+++ Task input +++
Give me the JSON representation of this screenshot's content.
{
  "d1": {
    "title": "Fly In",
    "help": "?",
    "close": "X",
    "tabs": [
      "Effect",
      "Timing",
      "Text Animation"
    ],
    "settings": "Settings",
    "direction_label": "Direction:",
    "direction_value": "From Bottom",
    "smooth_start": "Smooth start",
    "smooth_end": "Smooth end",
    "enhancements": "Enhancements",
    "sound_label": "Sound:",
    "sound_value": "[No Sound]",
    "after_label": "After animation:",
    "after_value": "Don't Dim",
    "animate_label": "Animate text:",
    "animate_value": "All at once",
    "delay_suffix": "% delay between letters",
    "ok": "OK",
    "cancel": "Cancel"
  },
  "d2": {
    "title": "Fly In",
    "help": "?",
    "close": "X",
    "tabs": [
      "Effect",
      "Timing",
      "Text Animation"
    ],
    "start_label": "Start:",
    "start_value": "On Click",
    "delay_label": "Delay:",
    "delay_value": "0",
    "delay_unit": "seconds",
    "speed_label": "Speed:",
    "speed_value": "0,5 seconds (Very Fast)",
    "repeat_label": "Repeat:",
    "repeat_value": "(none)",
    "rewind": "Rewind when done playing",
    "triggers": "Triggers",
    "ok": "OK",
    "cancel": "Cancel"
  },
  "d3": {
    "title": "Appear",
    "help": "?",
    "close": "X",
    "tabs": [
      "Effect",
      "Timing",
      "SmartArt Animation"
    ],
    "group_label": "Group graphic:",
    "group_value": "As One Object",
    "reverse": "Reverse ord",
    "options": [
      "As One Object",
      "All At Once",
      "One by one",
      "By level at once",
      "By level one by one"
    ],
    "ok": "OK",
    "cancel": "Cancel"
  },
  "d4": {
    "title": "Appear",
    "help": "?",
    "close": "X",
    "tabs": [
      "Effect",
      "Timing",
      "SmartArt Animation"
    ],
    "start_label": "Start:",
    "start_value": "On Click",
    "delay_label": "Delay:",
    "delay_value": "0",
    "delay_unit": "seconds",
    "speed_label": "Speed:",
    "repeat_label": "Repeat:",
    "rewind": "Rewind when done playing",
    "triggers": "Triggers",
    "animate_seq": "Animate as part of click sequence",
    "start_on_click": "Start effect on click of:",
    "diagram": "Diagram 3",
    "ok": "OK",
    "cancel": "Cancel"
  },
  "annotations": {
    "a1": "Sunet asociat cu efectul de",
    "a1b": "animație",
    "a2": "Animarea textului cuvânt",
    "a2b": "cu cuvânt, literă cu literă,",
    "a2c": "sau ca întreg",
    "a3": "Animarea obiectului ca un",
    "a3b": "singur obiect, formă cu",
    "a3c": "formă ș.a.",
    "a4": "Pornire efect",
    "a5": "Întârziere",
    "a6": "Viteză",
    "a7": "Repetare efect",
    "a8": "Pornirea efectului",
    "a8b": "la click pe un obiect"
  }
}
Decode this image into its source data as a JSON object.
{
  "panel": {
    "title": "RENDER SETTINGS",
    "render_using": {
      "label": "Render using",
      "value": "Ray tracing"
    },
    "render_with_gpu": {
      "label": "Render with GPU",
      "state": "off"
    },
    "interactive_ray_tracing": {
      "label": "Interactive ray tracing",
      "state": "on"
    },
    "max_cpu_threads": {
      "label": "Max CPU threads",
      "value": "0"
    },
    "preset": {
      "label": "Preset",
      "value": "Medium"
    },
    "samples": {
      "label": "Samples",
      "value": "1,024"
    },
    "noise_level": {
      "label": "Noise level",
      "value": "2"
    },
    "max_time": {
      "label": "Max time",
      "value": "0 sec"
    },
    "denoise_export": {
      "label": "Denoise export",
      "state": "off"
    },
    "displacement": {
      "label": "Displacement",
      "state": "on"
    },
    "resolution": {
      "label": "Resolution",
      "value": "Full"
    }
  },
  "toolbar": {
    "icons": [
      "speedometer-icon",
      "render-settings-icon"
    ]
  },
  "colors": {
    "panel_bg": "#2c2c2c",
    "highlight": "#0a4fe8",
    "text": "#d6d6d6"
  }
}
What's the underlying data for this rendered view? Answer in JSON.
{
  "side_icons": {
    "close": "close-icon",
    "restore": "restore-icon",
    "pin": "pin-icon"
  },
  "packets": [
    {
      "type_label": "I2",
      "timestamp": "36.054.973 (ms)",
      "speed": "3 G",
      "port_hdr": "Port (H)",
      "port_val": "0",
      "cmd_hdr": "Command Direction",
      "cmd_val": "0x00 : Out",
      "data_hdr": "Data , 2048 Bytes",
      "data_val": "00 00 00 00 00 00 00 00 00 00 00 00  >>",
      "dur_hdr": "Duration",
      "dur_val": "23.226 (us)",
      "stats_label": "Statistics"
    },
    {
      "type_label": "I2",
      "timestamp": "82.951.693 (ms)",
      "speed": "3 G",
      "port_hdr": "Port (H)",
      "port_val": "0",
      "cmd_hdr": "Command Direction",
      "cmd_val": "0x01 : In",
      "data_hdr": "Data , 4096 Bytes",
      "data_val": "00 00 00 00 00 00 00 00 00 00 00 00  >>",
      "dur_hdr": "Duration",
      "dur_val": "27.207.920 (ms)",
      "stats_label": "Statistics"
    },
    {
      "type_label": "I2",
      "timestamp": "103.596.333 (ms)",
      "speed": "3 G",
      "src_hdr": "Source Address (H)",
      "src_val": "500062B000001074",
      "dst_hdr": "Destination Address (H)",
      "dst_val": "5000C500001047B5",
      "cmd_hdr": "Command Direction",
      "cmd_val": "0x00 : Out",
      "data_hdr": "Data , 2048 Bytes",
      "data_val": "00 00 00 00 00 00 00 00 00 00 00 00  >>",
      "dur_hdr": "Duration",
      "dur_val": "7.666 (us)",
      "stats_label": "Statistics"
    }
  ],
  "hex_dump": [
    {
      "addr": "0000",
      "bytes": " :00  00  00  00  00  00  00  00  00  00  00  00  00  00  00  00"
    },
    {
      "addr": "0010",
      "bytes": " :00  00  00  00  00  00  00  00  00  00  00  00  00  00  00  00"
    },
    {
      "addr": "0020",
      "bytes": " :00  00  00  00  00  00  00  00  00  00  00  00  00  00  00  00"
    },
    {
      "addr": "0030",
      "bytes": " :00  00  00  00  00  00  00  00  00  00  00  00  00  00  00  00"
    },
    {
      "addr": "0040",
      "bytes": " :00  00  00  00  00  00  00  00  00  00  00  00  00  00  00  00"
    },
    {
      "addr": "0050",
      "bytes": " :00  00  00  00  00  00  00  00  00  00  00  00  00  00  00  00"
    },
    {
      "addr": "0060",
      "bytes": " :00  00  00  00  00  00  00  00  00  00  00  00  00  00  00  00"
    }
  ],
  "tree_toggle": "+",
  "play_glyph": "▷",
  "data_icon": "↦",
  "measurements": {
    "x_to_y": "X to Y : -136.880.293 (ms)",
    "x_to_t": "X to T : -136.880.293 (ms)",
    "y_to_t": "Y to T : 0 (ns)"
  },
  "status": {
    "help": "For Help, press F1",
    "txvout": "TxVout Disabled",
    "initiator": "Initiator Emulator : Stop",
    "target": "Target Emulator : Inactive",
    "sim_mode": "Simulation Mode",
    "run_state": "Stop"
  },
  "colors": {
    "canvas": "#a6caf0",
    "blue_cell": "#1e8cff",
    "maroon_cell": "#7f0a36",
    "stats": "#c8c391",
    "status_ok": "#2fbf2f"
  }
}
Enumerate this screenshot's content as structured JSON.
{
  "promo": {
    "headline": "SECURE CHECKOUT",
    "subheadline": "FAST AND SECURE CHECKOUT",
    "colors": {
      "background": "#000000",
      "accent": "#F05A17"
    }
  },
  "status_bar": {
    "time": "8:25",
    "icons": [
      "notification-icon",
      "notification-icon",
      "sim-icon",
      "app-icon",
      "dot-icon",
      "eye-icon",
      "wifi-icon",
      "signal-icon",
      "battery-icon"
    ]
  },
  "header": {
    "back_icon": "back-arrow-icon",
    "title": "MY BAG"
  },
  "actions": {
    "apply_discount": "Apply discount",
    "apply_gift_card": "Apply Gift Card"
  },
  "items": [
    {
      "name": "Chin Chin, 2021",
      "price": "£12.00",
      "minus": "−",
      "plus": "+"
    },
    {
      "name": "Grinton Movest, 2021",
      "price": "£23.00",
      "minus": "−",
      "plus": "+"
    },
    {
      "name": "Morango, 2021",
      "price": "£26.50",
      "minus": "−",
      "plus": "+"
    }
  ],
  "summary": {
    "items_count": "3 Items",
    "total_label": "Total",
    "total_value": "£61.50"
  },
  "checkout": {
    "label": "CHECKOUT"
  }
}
+++
> What needs to be done:
Go through the entries above and pull out each line with "this" in it.

> Correct result:
Give me the JSON representation of this screenshot's content.
Decode this image into its source data as a JSON object.
What's the underlying data for this rendered view? Answer in JSON.
Enumerate this screenshot's content as structured JSON.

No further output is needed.